Goal of the exercise:
Look at the entries below and reproduce them exactly.

Items from a dataset:
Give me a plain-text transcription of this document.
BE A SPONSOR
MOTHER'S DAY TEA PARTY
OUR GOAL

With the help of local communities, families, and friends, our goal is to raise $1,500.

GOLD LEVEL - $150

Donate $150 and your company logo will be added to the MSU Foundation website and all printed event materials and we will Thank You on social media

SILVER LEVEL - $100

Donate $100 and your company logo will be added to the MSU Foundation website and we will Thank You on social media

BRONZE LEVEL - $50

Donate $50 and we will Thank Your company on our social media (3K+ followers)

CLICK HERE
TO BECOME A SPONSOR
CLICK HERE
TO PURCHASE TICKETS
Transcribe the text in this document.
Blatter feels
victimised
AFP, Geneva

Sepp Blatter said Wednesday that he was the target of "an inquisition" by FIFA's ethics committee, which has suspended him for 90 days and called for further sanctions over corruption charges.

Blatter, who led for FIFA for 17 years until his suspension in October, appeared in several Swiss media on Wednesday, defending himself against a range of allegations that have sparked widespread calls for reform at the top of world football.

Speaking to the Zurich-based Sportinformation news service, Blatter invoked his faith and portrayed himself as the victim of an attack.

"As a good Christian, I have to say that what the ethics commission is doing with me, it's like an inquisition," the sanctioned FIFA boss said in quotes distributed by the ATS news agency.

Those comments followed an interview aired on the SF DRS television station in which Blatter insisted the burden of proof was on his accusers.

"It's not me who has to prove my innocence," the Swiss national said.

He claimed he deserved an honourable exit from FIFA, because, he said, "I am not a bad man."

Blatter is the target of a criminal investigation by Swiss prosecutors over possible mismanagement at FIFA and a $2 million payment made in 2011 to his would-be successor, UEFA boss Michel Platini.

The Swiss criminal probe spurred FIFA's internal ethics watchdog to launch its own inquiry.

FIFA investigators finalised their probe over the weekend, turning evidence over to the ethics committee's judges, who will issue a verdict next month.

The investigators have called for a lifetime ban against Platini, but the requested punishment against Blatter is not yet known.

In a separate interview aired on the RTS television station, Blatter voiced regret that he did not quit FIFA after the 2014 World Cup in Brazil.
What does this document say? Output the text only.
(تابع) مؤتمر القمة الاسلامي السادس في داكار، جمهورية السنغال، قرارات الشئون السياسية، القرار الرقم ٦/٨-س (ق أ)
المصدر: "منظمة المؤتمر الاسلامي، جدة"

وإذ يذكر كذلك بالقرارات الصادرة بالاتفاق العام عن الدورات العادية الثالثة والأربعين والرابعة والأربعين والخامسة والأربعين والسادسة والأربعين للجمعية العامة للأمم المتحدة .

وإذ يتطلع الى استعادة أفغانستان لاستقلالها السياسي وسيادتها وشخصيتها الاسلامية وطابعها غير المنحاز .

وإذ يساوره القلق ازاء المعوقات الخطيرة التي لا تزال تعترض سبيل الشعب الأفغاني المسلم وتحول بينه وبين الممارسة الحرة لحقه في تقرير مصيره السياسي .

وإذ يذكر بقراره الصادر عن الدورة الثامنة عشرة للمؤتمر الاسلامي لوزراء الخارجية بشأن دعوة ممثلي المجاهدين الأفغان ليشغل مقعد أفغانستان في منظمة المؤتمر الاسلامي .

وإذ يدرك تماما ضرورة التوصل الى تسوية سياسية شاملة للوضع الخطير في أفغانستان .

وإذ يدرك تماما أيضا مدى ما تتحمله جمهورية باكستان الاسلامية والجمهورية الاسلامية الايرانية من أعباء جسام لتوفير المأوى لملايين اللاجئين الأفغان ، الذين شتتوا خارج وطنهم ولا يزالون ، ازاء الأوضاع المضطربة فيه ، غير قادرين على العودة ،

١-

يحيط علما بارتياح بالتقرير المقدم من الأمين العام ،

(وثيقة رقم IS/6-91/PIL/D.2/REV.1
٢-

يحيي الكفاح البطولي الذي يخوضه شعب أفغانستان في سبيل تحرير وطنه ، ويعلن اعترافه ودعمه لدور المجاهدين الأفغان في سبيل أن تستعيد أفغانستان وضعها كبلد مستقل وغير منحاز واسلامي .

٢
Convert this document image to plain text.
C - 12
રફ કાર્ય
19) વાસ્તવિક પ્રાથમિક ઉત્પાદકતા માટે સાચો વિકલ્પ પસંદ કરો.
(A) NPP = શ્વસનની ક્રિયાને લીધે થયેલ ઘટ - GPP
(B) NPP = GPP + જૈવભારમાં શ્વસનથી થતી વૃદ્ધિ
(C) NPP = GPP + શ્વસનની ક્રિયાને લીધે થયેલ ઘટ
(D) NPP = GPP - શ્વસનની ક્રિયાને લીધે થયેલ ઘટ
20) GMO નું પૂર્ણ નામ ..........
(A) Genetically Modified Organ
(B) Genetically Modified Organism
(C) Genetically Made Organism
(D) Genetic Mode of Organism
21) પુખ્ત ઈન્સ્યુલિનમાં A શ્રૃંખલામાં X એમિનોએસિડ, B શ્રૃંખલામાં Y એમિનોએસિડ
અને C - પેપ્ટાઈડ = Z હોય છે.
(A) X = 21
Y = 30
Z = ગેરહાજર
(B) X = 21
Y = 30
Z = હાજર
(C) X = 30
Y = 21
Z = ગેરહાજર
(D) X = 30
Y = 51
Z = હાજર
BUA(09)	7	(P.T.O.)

Written response:
Give me a plain-text transcription of this document.
BE A SPONSOR
MOTHER'S DAY TEA PARTY
OUR GOAL

With the help of local communities, families, and friends, our goal is to raise $1,500.

GOLD LEVEL - $150

Donate $150 and your company logo will be added to the MSU Foundation website and all printed event materials and we will Thank You on social media

SILVER LEVEL - $100

Donate $100 and your company logo will be added to the MSU Foundation website and we will Thank You on social media

BRONZE LEVEL - $50

Donate $50 and we will Thank Your company on our social media (3K+ followers)

CLICK HERE
TO BECOME A SPONSOR
CLICK HERE
TO PURCHASE TICKETS
Transcribe the text in this document.
Blatter feels
victimised
AFP, Geneva

Sepp Blatter said Wednesday that he was the target of "an inquisition" by FIFA's ethics committee, which has suspended him for 90 days and called for further sanctions over corruption charges.

Blatter, who led for FIFA for 17 years until his suspension in October, appeared in several Swiss media on Wednesday, defending himself against a range of allegations that have sparked widespread calls for reform at the top of world football.

Speaking to the Zurich-based Sportinformation news service, Blatter invoked his faith and portrayed himself as the victim of an attack.

"As a good Christian, I have to say that what the ethics commission is doing with me, it's like an inquisition," the sanctioned FIFA boss said in quotes distributed by the ATS news agency.

Those comments followed an interview aired on the SF DRS television station in which Blatter insisted the burden of proof was on his accusers.

"It's not me who has to prove my innocence," the Swiss national said.

He claimed he deserved an honourable exit from FIFA, because, he said, "I am not a bad man."

Blatter is the target of a criminal investigation by Swiss prosecutors over possible mismanagement at FIFA and a $2 million payment made in 2011 to his would-be successor, UEFA boss Michel Platini.

The Swiss criminal probe spurred FIFA's internal ethics watchdog to launch its own inquiry.

FIFA investigators finalised their probe over the weekend, turning evidence over to the ethics committee's judges, who will issue a verdict next month.

The investigators have called for a lifetime ban against Platini, but the requested punishment against Blatter is not yet known.

In a separate interview aired on the RTS television station, Blatter voiced regret that he did not quit FIFA after the 2014 World Cup in Brazil.
What does this document say? Output the text only.
(تابع) مؤتمر القمة الاسلامي السادس في داكار، جمهورية السنغال، قرارات الشئون السياسية، القرار الرقم ٦/٨-س (ق أ)
المصدر: "منظمة المؤتمر الاسلامي، جدة"

وإذ يذكر كذلك بالقرارات الصادرة بالاتفاق العام عن الدورات العادية الثالثة والأربعين والرابعة والأربعين والخامسة والأربعين والسادسة والأربعين للجمعية العامة للأمم المتحدة .

وإذ يتطلع الى استعادة أفغانستان لاستقلالها السياسي وسيادتها وشخصيتها الاسلامية وطابعها غير المنحاز .

وإذ يساوره القلق ازاء المعوقات الخطيرة التي لا تزال تعترض سبيل الشعب الأفغاني المسلم وتحول بينه وبين الممارسة الحرة لحقه في تقرير مصيره السياسي .

وإذ يذكر بقراره الصادر عن الدورة الثامنة عشرة للمؤتمر الاسلامي لوزراء الخارجية بشأن دعوة ممثلي المجاهدين الأفغان ليشغل مقعد أفغانستان في منظمة المؤتمر الاسلامي .

وإذ يدرك تماما ضرورة التوصل الى تسوية سياسية شاملة للوضع الخطير في أفغانستان .

وإذ يدرك تماما أيضا مدى ما تتحمله جمهورية باكستان الاسلامية والجمهورية الاسلامية الايرانية من أعباء جسام لتوفير المأوى لملايين اللاجئين الأفغان ، الذين شتتوا خارج وطنهم ولا يزالون ، ازاء الأوضاع المضطربة فيه ، غير قادرين على العودة ،

١-

يحيط علما بارتياح بالتقرير المقدم من الأمين العام ،

(وثيقة رقم IS/6-91/PIL/D.2/REV.1
٢-

يحيي الكفاح البطولي الذي يخوضه شعب أفغانستان في سبيل تحرير وطنه ، ويعلن اعترافه ودعمه لدور المجاهدين الأفغان في سبيل أن تستعيد أفغانستان وضعها كبلد مستقل وغير منحاز واسلامي .

٢
Convert this document image to plain text.
C - 12
રફ કાર્ય
19) વાસ્તવિક પ્રાથમિક ઉત્પાદકતા માટે સાચો વિકલ્પ પસંદ કરો.
(A) NPP = શ્વસનની ક્રિયાને લીધે થયેલ ઘટ - GPP
(B) NPP = GPP + જૈવભારમાં શ્વસનથી થતી વૃદ્ધિ
(C) NPP = GPP + શ્વસનની ક્રિયાને લીધે થયેલ ઘટ
(D) NPP = GPP - શ્વસનની ક્રિયાને લીધે થયેલ ઘટ
20) GMO નું પૂર્ણ નામ ..........
(A) Genetically Modified Organ
(B) Genetically Modified Organism
(C) Genetically Made Organism
(D) Genetic Mode of Organism
21) પુખ્ત ઈન્સ્યુલિનમાં A શ્રૃંખલામાં X એમિનોએસિડ, B શ્રૃંખલામાં Y એમિનોએસિડ
અને C - પેપ્ટાઈડ = Z હોય છે.
(A) X = 21
Y = 30
Z = ગેરહાજર
(B) X = 21
Y = 30
Z = હાજર
(C) X = 30
Y = 21
Z = ગેરહાજર
(D) X = 30
Y = 51
Z = હાજર
BUA(09)	7	(P.T.O.)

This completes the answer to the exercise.